* **What is asked**:
Each record must be retyped in full. No character may differ.

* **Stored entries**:
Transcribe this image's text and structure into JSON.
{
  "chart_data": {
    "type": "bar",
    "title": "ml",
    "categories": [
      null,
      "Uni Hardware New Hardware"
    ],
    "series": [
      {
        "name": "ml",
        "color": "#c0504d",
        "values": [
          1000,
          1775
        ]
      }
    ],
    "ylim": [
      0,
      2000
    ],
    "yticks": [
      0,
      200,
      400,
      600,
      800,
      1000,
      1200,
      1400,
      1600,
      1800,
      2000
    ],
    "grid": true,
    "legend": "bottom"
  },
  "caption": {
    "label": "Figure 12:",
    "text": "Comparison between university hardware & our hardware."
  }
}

* **Output for this task**:
Transcribe this image's text and structure into JSON.
{
  "chart_data": {
    "type": "bar",
    "title": "ml",
    "categories": [
      null,
      "Uni Hardware New Hardware"
    ],
    "series": [
      {
        "name": "ml",
        "color": "#c0504d",
        "values": [
          1000,
          1775
        ]
      }
    ],
    "ylim": [
      0,
      2000
    ],
    "yticks": [
      0,
      200,
      400,
      600,
      800,
      1000,
      1200,
      1400,
      1600,
      1800,
      2000
    ],
    "grid": true,
    "legend": "bottom"
  },
  "caption": {
    "label": "Figure 12:",
    "text": "Comparison between university hardware & our hardware."
  }
}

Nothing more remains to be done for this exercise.